WHAT IS EXPECTED:
Look for the string "Score" in the lines and copy each line that has it.
:::
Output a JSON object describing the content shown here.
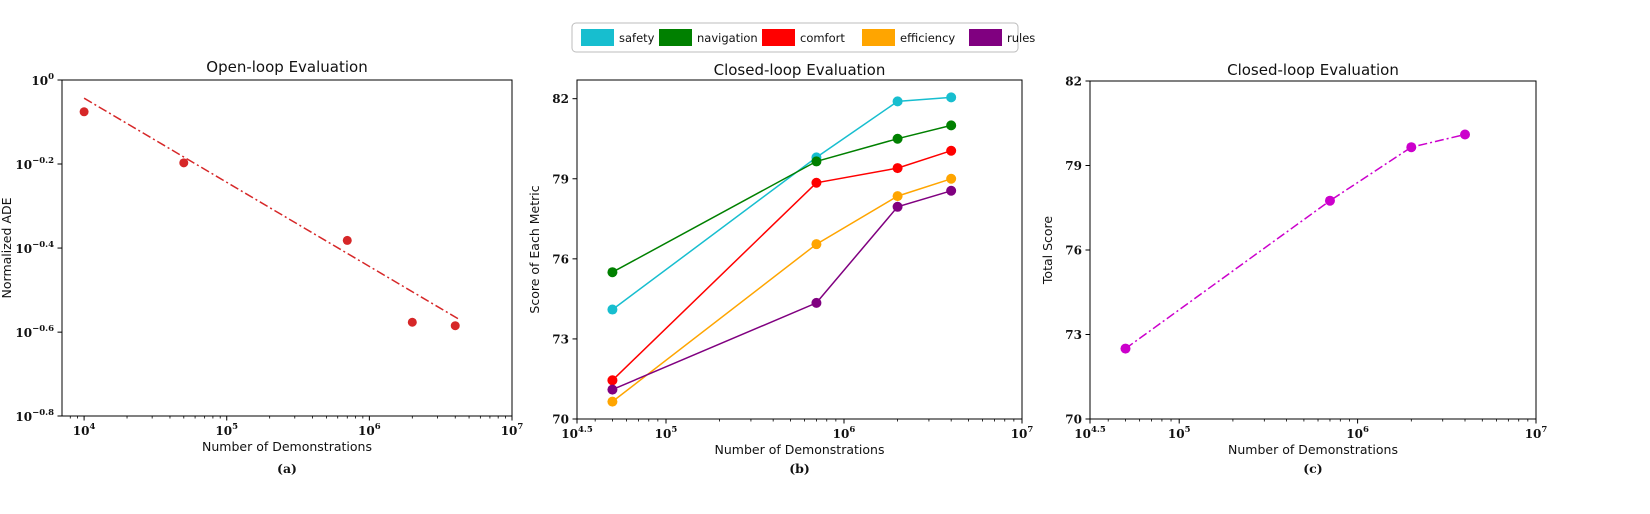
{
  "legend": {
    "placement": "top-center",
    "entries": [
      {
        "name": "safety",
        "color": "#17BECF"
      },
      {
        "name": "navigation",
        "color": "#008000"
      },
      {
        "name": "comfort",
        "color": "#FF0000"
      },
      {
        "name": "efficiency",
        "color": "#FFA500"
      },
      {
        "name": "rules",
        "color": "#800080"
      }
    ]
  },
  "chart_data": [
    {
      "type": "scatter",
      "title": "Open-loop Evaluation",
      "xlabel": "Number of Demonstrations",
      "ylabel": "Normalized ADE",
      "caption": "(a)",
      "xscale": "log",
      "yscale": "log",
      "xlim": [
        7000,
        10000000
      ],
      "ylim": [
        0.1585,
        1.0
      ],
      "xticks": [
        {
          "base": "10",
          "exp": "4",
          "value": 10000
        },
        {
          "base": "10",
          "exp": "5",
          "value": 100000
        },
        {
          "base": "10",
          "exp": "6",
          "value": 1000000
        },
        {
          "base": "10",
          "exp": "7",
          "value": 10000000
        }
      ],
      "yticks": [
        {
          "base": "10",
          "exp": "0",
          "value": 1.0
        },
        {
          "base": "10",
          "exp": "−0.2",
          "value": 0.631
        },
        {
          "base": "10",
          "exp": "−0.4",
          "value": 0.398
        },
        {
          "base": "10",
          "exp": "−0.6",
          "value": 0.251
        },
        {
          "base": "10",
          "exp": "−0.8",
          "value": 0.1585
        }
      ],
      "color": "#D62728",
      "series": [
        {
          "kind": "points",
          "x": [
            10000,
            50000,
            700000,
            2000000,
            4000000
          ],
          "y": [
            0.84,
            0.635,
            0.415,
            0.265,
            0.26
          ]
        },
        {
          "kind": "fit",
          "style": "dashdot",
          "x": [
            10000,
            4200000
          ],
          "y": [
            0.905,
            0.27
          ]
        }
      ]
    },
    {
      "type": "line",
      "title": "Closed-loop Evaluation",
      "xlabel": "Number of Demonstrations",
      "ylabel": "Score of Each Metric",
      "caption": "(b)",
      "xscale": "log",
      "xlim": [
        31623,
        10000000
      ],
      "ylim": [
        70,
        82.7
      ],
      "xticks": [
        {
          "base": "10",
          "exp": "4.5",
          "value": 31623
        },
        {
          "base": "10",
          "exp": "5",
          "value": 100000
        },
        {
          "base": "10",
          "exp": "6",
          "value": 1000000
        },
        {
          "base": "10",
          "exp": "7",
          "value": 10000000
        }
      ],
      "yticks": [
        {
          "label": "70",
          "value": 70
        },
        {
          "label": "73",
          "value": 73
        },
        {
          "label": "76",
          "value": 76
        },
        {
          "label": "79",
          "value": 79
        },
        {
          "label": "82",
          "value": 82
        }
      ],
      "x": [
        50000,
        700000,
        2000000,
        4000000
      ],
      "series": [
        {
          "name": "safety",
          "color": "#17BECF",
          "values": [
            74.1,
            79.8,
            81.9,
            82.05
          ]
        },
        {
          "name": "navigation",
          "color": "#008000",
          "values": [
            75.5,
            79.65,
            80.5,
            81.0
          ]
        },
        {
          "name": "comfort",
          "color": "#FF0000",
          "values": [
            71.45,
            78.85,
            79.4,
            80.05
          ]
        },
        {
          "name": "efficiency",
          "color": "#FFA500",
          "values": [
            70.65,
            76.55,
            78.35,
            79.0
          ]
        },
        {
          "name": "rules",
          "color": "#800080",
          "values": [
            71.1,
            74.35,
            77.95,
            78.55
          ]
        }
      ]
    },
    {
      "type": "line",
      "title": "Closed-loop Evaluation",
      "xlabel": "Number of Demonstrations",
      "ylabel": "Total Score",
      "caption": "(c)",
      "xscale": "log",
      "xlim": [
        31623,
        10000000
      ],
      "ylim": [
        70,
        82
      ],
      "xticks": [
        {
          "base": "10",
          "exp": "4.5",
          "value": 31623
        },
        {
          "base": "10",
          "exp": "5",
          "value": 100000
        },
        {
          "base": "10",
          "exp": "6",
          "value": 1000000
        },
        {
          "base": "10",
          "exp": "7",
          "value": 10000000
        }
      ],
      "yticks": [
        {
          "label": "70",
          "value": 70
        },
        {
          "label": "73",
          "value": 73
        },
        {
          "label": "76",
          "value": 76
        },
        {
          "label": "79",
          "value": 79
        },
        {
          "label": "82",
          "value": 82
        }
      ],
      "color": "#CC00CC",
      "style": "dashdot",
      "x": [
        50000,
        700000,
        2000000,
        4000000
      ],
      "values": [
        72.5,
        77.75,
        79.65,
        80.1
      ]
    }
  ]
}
:::
SOLUTION TO THIS EXERCISE:
      "ylabel": "Score of Each Metric",
      "ylabel": "Total Score",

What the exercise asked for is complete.